• _What you will do_:
Go through the material below and copy each line where the word "left" appears.

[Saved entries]
>>>>>
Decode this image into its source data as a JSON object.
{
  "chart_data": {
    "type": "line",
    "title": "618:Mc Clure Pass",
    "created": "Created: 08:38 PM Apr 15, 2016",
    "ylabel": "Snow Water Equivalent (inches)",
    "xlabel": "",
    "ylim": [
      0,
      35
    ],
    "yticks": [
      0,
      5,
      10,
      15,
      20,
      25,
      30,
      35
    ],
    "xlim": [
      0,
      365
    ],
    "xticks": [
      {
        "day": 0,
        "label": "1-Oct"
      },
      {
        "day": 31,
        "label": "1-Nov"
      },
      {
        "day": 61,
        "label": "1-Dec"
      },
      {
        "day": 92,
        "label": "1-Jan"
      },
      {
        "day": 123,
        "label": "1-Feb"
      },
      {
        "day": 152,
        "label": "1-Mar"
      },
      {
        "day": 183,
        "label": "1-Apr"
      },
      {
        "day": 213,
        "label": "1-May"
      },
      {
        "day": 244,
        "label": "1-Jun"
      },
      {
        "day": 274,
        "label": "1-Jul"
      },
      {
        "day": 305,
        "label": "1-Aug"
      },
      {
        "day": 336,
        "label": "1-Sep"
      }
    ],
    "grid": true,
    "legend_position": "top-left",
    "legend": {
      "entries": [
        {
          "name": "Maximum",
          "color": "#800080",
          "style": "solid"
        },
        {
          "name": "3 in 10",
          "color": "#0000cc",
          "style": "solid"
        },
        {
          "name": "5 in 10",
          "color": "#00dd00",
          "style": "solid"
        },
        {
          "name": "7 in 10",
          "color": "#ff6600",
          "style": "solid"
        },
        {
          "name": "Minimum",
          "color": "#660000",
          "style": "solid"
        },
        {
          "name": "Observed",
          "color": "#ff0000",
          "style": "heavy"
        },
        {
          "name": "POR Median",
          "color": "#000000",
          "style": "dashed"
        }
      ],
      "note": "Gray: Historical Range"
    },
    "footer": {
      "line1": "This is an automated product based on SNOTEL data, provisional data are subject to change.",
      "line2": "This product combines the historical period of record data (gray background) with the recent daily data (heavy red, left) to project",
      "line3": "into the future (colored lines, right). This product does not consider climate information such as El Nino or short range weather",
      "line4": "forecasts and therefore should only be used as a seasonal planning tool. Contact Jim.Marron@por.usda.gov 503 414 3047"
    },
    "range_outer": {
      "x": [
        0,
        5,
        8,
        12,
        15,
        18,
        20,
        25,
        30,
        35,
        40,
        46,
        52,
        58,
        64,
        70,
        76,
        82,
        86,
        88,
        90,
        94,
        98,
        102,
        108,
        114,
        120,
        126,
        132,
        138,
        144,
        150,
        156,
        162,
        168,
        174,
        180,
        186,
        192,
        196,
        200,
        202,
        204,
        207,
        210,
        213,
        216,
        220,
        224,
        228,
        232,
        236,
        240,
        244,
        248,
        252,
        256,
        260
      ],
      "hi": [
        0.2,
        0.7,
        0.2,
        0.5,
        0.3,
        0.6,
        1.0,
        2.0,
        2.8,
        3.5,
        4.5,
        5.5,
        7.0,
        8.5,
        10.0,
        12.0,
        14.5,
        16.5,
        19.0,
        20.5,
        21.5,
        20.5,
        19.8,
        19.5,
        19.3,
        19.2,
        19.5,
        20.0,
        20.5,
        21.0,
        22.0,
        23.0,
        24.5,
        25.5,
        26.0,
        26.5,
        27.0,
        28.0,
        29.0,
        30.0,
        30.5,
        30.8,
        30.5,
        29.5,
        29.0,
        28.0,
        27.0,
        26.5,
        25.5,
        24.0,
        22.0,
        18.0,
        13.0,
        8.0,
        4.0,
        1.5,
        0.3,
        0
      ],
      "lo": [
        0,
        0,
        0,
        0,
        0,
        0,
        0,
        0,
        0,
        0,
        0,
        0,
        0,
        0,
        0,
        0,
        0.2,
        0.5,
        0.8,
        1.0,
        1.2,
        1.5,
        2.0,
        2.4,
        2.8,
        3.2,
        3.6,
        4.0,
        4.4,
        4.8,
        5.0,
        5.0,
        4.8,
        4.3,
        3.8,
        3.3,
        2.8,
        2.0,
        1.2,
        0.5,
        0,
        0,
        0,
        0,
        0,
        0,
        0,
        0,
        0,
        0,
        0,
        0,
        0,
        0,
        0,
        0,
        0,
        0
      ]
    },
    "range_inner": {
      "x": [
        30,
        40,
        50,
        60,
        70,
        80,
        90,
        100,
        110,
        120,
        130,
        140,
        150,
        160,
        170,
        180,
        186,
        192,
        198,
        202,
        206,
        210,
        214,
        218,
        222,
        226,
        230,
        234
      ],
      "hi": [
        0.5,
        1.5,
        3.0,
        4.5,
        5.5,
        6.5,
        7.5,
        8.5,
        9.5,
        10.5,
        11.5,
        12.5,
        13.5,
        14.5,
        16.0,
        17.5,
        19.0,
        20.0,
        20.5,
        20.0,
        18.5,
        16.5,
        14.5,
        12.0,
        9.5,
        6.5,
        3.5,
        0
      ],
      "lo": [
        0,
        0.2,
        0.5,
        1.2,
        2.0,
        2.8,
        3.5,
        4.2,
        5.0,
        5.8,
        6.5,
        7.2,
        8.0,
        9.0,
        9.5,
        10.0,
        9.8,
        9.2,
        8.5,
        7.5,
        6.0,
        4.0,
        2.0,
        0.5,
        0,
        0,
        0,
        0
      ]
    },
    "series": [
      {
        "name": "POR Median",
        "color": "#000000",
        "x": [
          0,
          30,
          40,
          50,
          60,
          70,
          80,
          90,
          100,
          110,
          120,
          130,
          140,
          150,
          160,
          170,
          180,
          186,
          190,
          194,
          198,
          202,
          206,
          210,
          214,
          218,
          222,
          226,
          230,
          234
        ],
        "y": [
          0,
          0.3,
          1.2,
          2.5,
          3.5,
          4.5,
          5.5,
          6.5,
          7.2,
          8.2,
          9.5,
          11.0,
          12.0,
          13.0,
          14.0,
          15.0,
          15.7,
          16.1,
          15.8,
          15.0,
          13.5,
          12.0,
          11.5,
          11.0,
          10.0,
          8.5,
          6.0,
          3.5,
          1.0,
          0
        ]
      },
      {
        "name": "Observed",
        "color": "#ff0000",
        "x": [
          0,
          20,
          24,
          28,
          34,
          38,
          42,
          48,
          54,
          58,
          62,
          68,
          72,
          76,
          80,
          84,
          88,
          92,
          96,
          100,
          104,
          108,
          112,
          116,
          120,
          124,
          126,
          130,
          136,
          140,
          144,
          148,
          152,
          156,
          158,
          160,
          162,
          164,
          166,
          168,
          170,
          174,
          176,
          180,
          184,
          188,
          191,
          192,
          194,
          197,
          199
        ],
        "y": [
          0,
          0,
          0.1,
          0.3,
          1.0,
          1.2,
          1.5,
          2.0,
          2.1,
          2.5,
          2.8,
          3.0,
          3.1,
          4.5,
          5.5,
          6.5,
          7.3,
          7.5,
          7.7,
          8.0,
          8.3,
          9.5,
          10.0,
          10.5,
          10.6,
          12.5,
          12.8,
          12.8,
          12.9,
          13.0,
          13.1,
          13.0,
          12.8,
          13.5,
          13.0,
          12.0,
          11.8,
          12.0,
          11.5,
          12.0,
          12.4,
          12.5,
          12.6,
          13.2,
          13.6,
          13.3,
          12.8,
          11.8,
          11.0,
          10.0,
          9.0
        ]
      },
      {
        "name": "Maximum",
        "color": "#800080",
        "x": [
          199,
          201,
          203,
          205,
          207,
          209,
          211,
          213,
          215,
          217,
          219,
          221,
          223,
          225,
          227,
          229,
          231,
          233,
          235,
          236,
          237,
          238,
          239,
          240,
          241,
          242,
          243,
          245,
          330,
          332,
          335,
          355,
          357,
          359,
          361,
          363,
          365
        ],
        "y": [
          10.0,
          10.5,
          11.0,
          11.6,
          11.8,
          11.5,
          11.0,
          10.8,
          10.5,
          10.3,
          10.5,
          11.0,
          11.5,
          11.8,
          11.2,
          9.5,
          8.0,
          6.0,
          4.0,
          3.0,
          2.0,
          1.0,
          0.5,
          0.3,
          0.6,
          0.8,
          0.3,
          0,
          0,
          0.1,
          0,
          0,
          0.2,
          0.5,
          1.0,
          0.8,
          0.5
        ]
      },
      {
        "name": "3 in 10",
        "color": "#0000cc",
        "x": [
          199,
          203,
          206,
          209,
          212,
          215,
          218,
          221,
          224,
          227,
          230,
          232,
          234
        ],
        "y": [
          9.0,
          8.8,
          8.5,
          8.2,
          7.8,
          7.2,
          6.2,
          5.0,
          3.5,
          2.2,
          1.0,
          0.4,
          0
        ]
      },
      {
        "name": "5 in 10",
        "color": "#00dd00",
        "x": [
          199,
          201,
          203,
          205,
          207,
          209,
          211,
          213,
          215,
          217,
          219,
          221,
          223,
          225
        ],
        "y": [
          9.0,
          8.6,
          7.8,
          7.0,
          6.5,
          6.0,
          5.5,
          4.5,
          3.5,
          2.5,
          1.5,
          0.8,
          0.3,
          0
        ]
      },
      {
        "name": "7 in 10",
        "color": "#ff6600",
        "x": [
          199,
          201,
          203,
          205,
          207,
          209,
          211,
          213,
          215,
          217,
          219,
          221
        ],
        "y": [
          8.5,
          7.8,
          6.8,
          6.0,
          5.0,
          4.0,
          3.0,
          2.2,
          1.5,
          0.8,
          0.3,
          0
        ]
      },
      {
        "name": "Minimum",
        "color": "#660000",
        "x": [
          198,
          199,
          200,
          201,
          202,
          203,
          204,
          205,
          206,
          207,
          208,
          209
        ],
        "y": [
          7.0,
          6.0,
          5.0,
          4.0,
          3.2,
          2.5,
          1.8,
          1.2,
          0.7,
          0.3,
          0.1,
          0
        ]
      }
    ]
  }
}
<<<<<
• _The solution_:
    "legend_position": "top-left",
      "line2": "This product combines the historical period of record data (gray background) with the recent daily data (heavy red, left) to project",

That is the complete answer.